• TASK REQUIREMENTS: Determine which lines of the records include the word "description", and copy them.

Source records:
-----
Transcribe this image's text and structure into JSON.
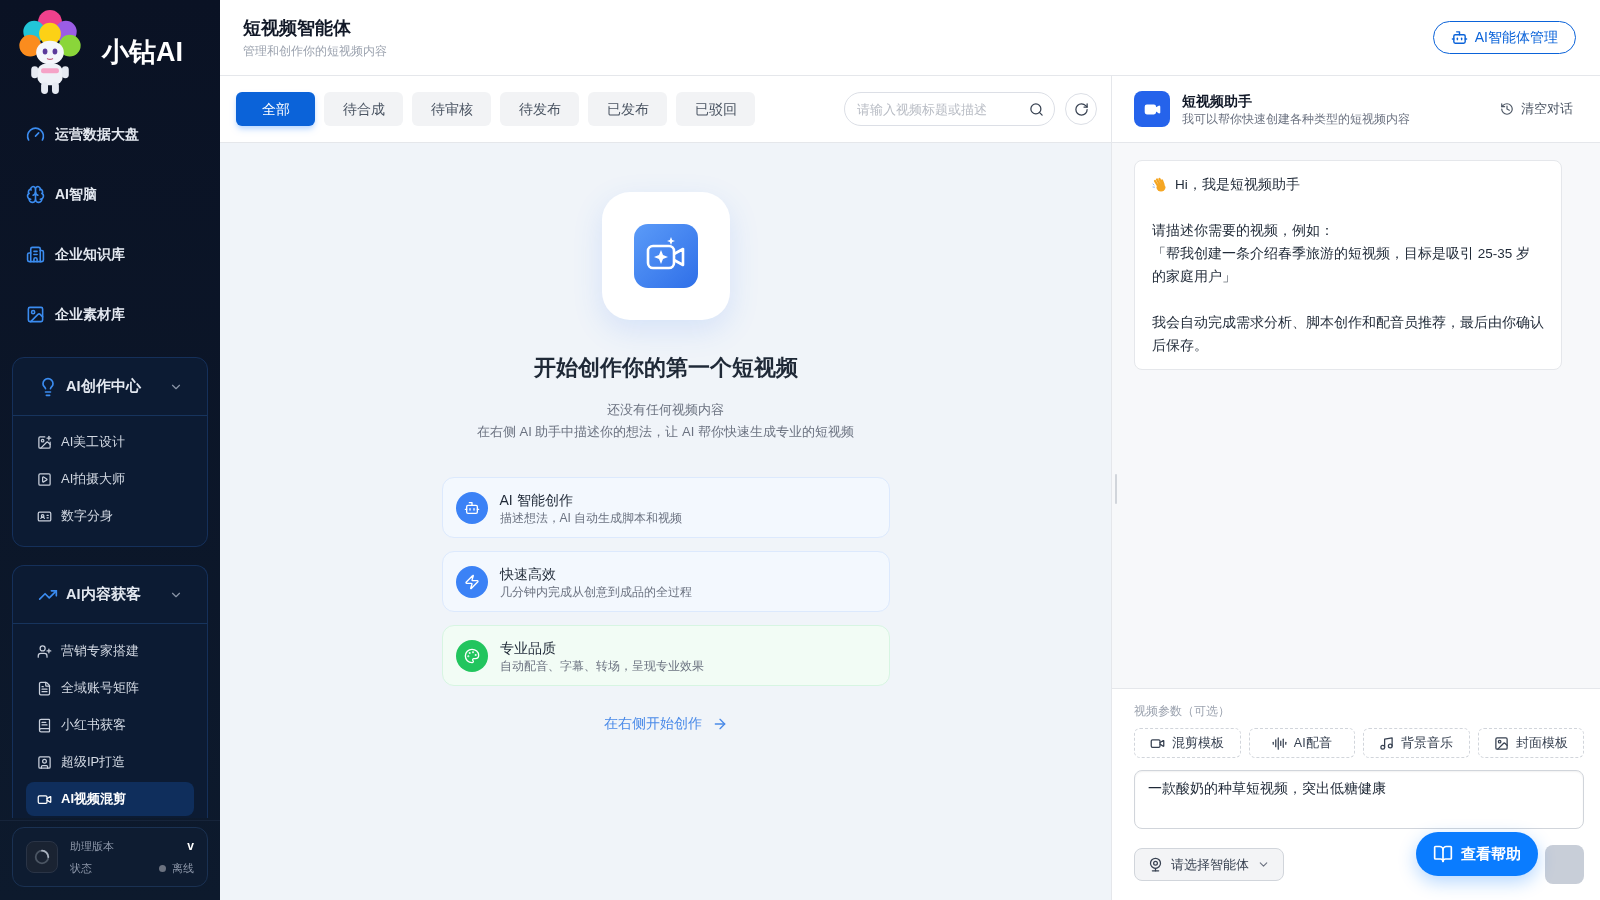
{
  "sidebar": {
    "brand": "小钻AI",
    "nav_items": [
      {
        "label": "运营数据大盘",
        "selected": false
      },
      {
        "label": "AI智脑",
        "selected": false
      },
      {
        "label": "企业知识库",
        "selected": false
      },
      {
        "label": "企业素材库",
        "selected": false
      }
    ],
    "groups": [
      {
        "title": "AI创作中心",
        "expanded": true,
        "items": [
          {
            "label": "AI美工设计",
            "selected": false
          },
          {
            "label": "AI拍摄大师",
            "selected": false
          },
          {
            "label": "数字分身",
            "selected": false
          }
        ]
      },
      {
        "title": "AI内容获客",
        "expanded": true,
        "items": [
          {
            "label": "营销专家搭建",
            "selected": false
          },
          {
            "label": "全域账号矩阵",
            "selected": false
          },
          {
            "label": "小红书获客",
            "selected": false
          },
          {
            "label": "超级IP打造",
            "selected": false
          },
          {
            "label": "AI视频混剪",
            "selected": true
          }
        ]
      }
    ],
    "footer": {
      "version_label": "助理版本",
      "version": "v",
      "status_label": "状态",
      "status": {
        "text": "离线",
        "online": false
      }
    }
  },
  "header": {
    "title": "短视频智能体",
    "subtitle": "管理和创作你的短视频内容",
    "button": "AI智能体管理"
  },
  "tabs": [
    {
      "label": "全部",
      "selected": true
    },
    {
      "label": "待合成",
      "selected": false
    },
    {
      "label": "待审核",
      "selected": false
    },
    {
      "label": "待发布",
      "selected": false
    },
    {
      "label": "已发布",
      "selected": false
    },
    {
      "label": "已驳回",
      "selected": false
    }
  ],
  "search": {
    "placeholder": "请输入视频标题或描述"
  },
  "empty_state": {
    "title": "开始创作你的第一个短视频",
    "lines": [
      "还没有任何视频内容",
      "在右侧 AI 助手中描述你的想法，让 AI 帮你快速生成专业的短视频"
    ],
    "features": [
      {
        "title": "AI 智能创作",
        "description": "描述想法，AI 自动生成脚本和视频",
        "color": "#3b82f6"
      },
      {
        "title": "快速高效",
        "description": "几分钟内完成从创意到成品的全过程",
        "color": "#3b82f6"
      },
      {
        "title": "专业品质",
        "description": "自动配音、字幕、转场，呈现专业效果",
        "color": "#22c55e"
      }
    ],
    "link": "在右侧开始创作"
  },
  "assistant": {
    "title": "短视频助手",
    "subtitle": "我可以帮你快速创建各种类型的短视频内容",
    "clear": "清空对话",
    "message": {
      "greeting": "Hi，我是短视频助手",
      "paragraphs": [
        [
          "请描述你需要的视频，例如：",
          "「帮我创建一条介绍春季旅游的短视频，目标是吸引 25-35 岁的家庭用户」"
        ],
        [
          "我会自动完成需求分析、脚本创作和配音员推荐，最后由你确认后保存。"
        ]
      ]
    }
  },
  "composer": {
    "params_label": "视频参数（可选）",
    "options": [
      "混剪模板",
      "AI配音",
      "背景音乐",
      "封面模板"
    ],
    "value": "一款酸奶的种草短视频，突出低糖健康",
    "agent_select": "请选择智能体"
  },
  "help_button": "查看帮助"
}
-----
• SOLUTION:
        "description": "描述想法，AI 自动生成脚本和视频",
        "description": "几分钟内完成从创意到成品的全过程",
        "description": "自动配音、字幕、转场，呈现专业效果",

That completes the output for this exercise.